_Page text:_
-- START --

AHU 200 may generally comprise a double-walled construction that comprises an outer shell 210 and an inner wall 212. The outer shell 210 may generally cover the back side, the left side 206, and the right side 208 of the AHU 200. In some embodiments, the outer shell 210 may also cover at least a portion of the top side 202 and/or the bottom side 204. The inner wall 212 may generally form a four-walled fluid duct through the AHU 200 and that may generally extend from an air inlet 214 to an air outlet 216 of the AHU 200. The air inlet 214 may generally be associated with a most upstream location with respect to an airflow through the AHU 200, while the air outlet 216 may generally be associated with a most downstream location with respect to an airflow through the AHU 200. As with the physical directional descriptions, such upstream and downstream directional descriptions are meant to assist the reader in understanding the physical orientation of the various component parts of the AHU 200 and shall not be interpreted as indicating absolute locations and/or directional limits of the AHU 200.

-- END --

_Exercise inputs:_
-- START --

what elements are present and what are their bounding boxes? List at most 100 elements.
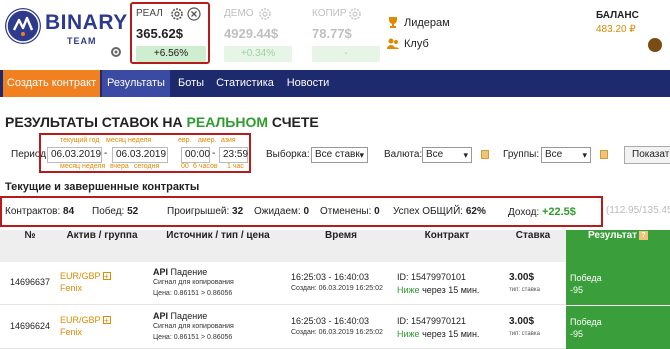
account-name: ДЕМО [224, 8, 254, 19]
col-result[interactable]: Результат? [566, 230, 670, 262]
row-contract-id: ID: 15479970101 [397, 272, 467, 282]
stat-income-breakdown: (112.95/135.45) [606, 205, 670, 216]
avatar-icon[interactable] [648, 38, 662, 52]
balance-label: БАЛАНС [596, 10, 639, 21]
row-contract-term: Ниже через 15 мин. [397, 285, 479, 295]
col-asset[interactable]: Актив / группа [52, 230, 152, 262]
row-group[interactable]: Fenix [60, 283, 82, 293]
date-to-input[interactable]: 06.03.2019 [112, 147, 168, 163]
balance-value: 483.20 ₽ [596, 24, 636, 35]
groups-select[interactable]: Все [541, 147, 591, 163]
account-balance: 365.62$ [136, 26, 183, 41]
row-price: Цена: 0.86151 > 0.86056 [153, 334, 233, 341]
date-from-input[interactable]: 06.03.2019 [47, 147, 102, 163]
result-label: Победа [570, 317, 602, 327]
quick-month[interactable]: месяц [106, 137, 126, 144]
sample-select[interactable]: Все ставк [311, 147, 368, 163]
table-row[interactable]: 14696637 EUR/GBP + Fenix API Падение Сигн… [0, 262, 670, 305]
quick-last-week[interactable]: неделя [82, 163, 105, 170]
nav-statistics[interactable]: Статистика [214, 70, 276, 97]
row-signal: Сигнал для копирования [153, 323, 234, 330]
account-change: - [312, 46, 380, 62]
row-contract-term: Ниже через 15 мин. [397, 329, 479, 339]
gear-icon[interactable] [170, 7, 184, 21]
quick-week[interactable]: неделя [128, 137, 151, 144]
account-demo[interactable]: ДЕМО 4929.44$ +0.34% [218, 4, 298, 62]
account-copy[interactable]: КОПИР 78.77$ - [306, 4, 386, 62]
nav-results[interactable]: Результаты [102, 70, 170, 97]
asset-name: EUR/GBP [60, 271, 101, 281]
row-created: Создан: 06.03.2019 16:25:02 [291, 329, 383, 336]
calendar-icon[interactable] [481, 150, 489, 159]
row-signal: Сигнал для копирования [153, 279, 234, 286]
quick-00[interactable]: 00 [181, 163, 189, 170]
result-value: -95 [570, 285, 584, 295]
stat-pending: Ожидаем: 0 [254, 206, 309, 217]
stat-label: Контрактов: [5, 206, 61, 217]
club-link[interactable]: Клуб [386, 35, 429, 53]
stat-value: 0 [374, 206, 380, 217]
header: BINARY TEAM РЕАЛ 365.62$ +6.56% ДЕМО 492… [0, 0, 670, 68]
row-stake: 3.00$ [509, 272, 535, 283]
table-row[interactable]: 14696624 EUR/GBP + Fenix API Падение Сигн… [0, 306, 670, 349]
col-source[interactable]: Источник / тип / цена [153, 230, 283, 262]
quick-6-hours[interactable]: 6 часов [193, 163, 218, 170]
account-name: РЕАЛ [136, 8, 163, 19]
col-result-label: Результат [587, 230, 638, 241]
quick-last-month[interactable]: месяц [60, 163, 80, 170]
nav-news[interactable]: Новости [280, 70, 336, 97]
stat-label: Побед: [92, 206, 125, 217]
time-to-input[interactable]: 23:59 [219, 147, 248, 163]
table-header: № Актив / группа Источник / тип / цена В… [0, 230, 670, 262]
col-contract[interactable]: Контракт [397, 230, 497, 262]
gear-icon[interactable] [258, 7, 272, 21]
stat-value: 84 [63, 206, 75, 217]
quick-today[interactable]: сегодня [134, 163, 159, 170]
section-title: Текущие и завершенные контракты [5, 181, 200, 193]
page-title-prefix: РЕЗУЛЬТАТЫ СТАВОК НА [5, 114, 187, 130]
account-change: +6.56% [136, 46, 206, 62]
leaders-link[interactable]: Лидерам [386, 14, 450, 32]
leaders-label: Лидерам [404, 17, 450, 29]
row-source: API Падение [153, 311, 207, 321]
row-asset[interactable]: EUR/GBP + [60, 271, 111, 281]
club-icon [387, 38, 399, 49]
row-contract-id: ID: 15479970121 [397, 316, 467, 326]
stat-value: +22.5$ [541, 206, 576, 218]
expand-icon[interactable]: + [102, 316, 111, 325]
time-from-input[interactable]: 00:00 [181, 147, 210, 163]
help-icon[interactable]: ? [639, 231, 649, 240]
col-stake[interactable]: Ставка [503, 230, 563, 262]
contract-expiry: через 15 мин. [422, 329, 480, 339]
brand-sub: TEAM [67, 36, 97, 46]
gear-icon[interactable] [348, 7, 362, 21]
quick-asia-session[interactable]: азия [221, 137, 236, 144]
account-real[interactable]: РЕАЛ 365.62$ +6.56% [130, 2, 210, 64]
calendar-icon[interactable] [600, 150, 608, 159]
nav-bots[interactable]: Боты [172, 70, 210, 97]
quick-current-year[interactable]: текущий год [60, 137, 99, 144]
quick-1-hour[interactable]: 1 час [227, 163, 244, 170]
row-asset[interactable]: EUR/GBP + [60, 315, 111, 325]
nav-create-contract[interactable]: Создать контракт [3, 70, 100, 97]
close-circle-icon[interactable] [187, 7, 201, 21]
quick-yesterday[interactable]: вчера [110, 163, 129, 170]
groups-label: Группы: [503, 149, 540, 160]
row-source: API Падение [153, 267, 207, 277]
col-time[interactable]: Время [291, 230, 391, 262]
logo[interactable]: BINARY TEAM [5, 6, 127, 60]
row-group[interactable]: Fenix [60, 327, 82, 337]
expand-icon[interactable]: + [102, 272, 111, 281]
col-number[interactable]: № [0, 230, 60, 262]
page-title-suffix: СЧЕТЕ [268, 114, 319, 130]
currency-select[interactable]: Все [422, 147, 472, 163]
quick-eur-session[interactable]: евр. [178, 137, 191, 144]
page-title-highlight: РЕАЛЬНОМ [186, 114, 269, 130]
gear-icon[interactable] [109, 45, 123, 59]
row-result: Победа -95 [566, 262, 670, 305]
quick-amer-session[interactable]: амер. [198, 137, 216, 144]
show-button[interactable]: Показат [624, 146, 670, 164]
stat-label: Успех ОБЩИЙ: [393, 206, 464, 217]
stat-label: Проигрышей: [167, 206, 230, 217]
stat-income: Доход: +22.5$ [508, 206, 576, 218]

-- END --

_Given request 1:_
Write out the AHU passage in full, word for word.
_Given request 2:_
Repeat, word for word, the lines of the entries from the line with "account-name: ДЕМО [224, 8, 254, 19]" up to and including the line with "quick-month[interactable]: месяц [106, 137, 126, 144]".
The AHU passage and the entries have nothing to do with each other.

_Response 1:_
AHU 200 may generally comprise a double-walled construction that comprises an outer shell 210 and an inner wall 212. The outer shell 210 may generally cover the back side, the left side 206, and the right side 208 of the AHU 200. In some embodiments, the outer shell 210 may also cover at least a portion of the top side 202 and/or the bottom side 204. The inner wall 212 may generally form a four-walled fluid duct through the AHU 200 and that may generally extend from an air inlet 214 to an air outlet 216 of the AHU 200. The air inlet 214 may generally be associated with a most upstream location with respect to an airflow through the AHU 200, while the air outlet 216 may generally be associated with a most downstream location with respect to an airflow through the AHU 200. As with the physical directional descriptions, such upstream and downstream directional descriptions are meant to assist the reader in understanding the physical orientation of the various component parts of the AHU 200 and shall not be interpreted as indicating absolute locations and/or directional limits of the AHU 200.

_Response 2:_
account-name: ДЕМО [224, 8, 254, 19]
col-result[interactable]: Результат? [566, 230, 670, 262]
row-contract-id: ID: 15479970101 [397, 272, 467, 282]
stat-income-breakdown: (112.95/135.45) [606, 205, 670, 216]
avatar-icon[interactable] [648, 38, 662, 52]
balance-label: БАЛАНС [596, 10, 639, 21]
row-contract-term: Ниже через 15 мин. [397, 285, 479, 295]
col-asset[interactable]: Актив / группа [52, 230, 152, 262]
row-group[interactable]: Fenix [60, 283, 82, 293]
date-to-input[interactable]: 06.03.2019 [112, 147, 168, 163]
balance-value: 483.20 ₽ [596, 24, 636, 35]
groups-select[interactable]: Все [541, 147, 591, 163]
account-balance: 365.62$ [136, 26, 183, 41]
row-price: Цена: 0.86151 > 0.86056 [153, 334, 233, 341]
date-from-input[interactable]: 06.03.2019 [47, 147, 102, 163]
result-label: Победа [570, 317, 602, 327]
quick-month[interactable]: месяц [106, 137, 126, 144]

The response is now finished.